■ Problem
Locate each line below that includes "hours" and reproduce it.

■ Extracted material
::::::
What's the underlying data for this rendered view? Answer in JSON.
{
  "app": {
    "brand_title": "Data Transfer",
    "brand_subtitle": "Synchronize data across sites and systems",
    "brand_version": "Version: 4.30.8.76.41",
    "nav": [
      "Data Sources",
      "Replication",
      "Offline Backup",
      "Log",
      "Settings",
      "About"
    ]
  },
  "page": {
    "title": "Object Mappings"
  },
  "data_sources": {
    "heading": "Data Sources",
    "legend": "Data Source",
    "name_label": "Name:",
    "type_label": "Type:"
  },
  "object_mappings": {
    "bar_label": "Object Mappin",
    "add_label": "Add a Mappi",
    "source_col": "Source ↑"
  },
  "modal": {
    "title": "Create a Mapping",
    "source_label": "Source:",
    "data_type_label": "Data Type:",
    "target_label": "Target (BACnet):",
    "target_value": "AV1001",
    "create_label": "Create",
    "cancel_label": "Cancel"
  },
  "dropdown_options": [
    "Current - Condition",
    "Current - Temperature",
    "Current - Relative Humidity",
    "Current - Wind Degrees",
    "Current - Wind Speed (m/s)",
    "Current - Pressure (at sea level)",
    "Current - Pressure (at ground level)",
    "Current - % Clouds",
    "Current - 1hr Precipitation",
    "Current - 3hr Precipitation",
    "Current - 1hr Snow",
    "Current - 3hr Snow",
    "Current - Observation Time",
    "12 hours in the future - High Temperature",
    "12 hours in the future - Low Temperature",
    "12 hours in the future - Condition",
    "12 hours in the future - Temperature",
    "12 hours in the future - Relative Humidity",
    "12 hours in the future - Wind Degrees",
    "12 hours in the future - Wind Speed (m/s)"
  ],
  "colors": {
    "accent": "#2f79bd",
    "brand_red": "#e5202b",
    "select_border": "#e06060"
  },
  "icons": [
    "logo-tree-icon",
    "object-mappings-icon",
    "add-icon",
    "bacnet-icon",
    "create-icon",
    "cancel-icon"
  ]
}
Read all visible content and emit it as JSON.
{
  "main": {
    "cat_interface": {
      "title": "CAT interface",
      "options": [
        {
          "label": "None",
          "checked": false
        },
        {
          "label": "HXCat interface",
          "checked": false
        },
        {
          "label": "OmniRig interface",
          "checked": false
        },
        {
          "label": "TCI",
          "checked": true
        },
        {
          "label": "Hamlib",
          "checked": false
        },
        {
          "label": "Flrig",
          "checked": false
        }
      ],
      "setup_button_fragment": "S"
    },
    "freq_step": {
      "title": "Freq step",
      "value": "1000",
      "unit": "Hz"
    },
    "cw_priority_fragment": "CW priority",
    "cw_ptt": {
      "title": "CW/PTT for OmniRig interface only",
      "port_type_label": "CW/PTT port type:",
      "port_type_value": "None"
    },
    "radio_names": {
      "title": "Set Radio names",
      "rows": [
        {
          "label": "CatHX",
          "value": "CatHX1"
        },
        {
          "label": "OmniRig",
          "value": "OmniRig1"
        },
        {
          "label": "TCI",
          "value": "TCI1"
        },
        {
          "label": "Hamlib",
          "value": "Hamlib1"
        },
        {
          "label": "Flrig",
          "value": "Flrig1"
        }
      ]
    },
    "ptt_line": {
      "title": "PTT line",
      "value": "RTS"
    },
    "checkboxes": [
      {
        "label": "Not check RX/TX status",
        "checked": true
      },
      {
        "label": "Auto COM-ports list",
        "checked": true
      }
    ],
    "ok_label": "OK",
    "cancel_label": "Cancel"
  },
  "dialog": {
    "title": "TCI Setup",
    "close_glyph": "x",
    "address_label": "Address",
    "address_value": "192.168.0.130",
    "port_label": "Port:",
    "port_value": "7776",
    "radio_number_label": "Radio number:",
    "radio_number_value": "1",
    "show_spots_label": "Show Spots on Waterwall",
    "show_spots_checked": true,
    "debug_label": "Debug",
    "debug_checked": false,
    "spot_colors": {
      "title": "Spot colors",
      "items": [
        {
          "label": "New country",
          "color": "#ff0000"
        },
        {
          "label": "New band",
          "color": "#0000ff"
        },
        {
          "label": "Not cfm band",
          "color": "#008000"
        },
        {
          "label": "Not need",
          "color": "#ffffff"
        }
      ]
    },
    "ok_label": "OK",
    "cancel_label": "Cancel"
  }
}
::::::
■ Solution to this problem
    "12 hours in the future - High Temperature",
    "12 hours in the future - Low Temperature",
    "12 hours in the future - Condition",
    "12 hours in the future - Temperature",
    "12 hours in the future - Relative Humidity",
    "12 hours in the future - Wind Degrees",
    "12 hours in the future - Wind Speed (m/s)"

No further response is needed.